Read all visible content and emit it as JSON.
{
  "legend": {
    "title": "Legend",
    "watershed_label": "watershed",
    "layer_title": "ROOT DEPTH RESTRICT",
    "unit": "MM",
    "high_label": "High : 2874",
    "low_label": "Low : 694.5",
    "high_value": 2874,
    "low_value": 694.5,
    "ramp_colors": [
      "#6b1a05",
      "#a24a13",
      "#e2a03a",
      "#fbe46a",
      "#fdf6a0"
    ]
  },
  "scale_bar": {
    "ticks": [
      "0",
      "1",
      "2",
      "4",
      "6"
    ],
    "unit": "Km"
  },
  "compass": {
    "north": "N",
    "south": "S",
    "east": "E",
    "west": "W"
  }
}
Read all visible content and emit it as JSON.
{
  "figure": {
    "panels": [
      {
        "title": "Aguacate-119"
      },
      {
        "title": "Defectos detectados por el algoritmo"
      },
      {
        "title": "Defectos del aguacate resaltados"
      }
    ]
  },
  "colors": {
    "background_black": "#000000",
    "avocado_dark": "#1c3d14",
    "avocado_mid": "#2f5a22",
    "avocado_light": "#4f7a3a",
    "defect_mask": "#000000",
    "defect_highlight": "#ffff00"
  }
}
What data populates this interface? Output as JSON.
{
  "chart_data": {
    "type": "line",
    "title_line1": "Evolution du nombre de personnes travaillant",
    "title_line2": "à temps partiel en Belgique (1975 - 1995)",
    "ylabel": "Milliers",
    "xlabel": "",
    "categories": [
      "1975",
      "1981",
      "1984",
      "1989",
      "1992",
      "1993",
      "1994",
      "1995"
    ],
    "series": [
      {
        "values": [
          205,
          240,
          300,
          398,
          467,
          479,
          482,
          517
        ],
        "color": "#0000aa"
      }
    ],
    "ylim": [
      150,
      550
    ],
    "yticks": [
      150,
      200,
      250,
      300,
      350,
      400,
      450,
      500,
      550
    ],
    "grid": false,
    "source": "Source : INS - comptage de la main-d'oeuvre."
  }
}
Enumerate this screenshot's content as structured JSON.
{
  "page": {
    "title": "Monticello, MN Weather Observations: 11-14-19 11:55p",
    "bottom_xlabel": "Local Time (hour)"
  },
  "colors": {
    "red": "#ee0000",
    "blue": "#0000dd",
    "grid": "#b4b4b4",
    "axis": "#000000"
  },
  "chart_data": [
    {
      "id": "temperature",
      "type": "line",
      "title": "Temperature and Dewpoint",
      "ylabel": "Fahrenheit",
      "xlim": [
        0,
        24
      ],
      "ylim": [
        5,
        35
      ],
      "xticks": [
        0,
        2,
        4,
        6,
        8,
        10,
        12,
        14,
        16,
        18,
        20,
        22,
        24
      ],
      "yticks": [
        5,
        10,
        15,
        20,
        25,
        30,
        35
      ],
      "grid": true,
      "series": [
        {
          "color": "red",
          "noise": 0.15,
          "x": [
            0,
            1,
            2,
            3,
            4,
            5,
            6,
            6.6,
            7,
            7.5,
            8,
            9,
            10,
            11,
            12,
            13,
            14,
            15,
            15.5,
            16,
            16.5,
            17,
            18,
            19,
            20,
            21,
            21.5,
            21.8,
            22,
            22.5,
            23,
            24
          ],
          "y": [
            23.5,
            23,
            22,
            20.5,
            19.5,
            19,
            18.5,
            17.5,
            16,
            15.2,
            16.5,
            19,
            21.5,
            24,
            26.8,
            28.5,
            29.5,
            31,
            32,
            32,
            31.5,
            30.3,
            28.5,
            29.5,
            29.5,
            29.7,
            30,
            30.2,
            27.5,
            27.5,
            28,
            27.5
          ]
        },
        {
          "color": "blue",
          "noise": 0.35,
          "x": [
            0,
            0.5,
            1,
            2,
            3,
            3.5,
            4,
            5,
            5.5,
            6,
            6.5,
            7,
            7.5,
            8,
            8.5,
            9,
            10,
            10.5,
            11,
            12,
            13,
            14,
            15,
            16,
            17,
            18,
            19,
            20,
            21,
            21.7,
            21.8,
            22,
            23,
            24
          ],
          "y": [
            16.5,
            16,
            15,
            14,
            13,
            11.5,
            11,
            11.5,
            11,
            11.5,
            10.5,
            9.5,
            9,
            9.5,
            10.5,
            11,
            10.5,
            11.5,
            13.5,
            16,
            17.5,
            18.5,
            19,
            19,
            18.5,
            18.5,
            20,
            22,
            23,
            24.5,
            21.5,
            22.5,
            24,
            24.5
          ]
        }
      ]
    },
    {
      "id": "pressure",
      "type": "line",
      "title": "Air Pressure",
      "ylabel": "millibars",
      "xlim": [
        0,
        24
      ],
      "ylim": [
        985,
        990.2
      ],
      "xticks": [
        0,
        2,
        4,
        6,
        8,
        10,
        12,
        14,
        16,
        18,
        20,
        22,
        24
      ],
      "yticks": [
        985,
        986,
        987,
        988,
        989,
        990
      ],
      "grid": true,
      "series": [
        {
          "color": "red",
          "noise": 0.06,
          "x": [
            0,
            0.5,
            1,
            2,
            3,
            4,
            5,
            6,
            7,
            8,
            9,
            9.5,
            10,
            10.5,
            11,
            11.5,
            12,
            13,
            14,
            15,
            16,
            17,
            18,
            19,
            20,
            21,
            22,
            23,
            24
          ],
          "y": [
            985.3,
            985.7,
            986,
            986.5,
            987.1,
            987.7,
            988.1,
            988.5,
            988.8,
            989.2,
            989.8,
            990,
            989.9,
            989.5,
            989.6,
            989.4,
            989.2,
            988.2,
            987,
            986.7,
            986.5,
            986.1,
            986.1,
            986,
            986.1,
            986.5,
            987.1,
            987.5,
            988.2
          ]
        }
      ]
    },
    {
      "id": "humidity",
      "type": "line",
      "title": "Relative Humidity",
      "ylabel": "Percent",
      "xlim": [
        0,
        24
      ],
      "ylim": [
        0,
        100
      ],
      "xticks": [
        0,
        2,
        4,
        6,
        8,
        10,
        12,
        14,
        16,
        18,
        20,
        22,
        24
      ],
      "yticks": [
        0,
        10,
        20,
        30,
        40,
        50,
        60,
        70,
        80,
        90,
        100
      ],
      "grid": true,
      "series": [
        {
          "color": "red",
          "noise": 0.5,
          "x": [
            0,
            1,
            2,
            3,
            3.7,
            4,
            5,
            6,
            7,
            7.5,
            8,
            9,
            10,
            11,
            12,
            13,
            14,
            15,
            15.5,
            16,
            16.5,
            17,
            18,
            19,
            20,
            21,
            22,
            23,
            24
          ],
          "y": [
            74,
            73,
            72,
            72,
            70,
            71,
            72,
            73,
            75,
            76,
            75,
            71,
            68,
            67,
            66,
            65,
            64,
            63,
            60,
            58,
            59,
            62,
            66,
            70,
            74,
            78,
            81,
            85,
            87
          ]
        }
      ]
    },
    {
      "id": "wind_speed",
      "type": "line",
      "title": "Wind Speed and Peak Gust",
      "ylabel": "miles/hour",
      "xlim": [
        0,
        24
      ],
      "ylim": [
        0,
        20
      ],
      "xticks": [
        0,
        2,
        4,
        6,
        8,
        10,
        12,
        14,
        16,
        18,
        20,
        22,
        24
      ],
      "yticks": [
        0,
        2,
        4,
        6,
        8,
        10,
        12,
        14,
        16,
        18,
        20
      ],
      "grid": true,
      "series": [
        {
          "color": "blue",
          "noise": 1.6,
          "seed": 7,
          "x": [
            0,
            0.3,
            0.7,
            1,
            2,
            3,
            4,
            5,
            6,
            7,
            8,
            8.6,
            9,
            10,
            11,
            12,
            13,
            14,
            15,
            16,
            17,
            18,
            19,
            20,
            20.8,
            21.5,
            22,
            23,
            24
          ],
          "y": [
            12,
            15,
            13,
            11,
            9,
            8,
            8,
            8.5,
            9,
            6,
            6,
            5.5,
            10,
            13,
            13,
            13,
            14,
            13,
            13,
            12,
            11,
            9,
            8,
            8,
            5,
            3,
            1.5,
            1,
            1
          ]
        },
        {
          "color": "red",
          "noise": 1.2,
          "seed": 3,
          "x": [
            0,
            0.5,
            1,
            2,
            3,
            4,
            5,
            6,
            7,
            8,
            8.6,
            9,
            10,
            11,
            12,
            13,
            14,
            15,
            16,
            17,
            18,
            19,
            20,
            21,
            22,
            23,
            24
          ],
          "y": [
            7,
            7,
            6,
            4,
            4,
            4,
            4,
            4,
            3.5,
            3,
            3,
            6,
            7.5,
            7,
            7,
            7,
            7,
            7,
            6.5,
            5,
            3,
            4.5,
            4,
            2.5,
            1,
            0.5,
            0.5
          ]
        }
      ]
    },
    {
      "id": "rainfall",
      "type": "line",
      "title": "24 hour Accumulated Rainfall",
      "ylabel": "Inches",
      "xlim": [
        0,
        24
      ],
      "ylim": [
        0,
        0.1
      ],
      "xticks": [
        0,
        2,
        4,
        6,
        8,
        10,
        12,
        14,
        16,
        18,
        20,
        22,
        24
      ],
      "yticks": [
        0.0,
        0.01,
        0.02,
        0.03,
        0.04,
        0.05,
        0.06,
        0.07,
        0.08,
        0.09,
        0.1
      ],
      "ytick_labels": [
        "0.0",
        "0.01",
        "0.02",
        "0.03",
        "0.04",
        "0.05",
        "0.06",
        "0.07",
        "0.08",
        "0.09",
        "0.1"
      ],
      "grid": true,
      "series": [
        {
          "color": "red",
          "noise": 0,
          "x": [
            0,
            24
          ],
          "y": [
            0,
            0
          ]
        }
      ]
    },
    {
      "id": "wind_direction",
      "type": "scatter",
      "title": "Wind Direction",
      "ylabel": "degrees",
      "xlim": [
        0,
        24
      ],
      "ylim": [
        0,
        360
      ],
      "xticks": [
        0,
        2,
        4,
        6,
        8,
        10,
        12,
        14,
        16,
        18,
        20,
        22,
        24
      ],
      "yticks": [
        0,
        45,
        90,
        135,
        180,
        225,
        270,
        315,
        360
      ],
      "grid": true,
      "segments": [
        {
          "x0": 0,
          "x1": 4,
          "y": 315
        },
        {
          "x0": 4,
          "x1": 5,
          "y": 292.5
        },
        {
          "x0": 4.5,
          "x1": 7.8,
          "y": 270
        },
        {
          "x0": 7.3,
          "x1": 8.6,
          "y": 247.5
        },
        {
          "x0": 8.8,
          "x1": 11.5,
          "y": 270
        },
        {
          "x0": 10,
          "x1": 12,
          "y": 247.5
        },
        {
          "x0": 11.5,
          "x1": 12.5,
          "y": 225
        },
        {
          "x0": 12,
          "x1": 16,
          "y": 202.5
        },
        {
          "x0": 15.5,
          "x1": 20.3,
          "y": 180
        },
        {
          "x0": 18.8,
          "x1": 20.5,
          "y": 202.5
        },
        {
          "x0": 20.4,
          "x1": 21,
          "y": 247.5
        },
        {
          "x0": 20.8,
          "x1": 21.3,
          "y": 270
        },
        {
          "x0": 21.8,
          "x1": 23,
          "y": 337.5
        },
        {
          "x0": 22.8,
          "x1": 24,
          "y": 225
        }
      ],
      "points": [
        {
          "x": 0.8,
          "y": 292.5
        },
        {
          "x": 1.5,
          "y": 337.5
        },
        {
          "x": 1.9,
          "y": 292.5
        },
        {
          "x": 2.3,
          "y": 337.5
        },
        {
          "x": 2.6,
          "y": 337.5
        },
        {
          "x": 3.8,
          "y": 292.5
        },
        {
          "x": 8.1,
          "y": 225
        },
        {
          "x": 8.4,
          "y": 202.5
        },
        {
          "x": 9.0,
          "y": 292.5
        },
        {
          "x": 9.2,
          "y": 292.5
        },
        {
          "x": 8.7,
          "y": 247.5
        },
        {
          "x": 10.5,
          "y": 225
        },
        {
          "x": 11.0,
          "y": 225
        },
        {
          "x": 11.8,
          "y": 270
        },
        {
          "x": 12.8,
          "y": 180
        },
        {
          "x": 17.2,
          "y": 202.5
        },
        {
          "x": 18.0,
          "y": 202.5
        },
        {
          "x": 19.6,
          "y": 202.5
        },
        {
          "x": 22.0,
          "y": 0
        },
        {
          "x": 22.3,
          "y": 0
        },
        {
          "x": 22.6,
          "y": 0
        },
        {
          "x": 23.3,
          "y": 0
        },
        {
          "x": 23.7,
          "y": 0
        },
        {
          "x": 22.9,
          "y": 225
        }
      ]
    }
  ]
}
# # # #
▸ **PROBLEM**: Filter the entries above down to the lines containing the word "hour".

▸ **EXPECTED OUTPUT**:
    "bottom_xlabel": "Local Time (hour)"
      "ylabel": "miles/hour",
      "title": "24 hour Accumulated Rainfall",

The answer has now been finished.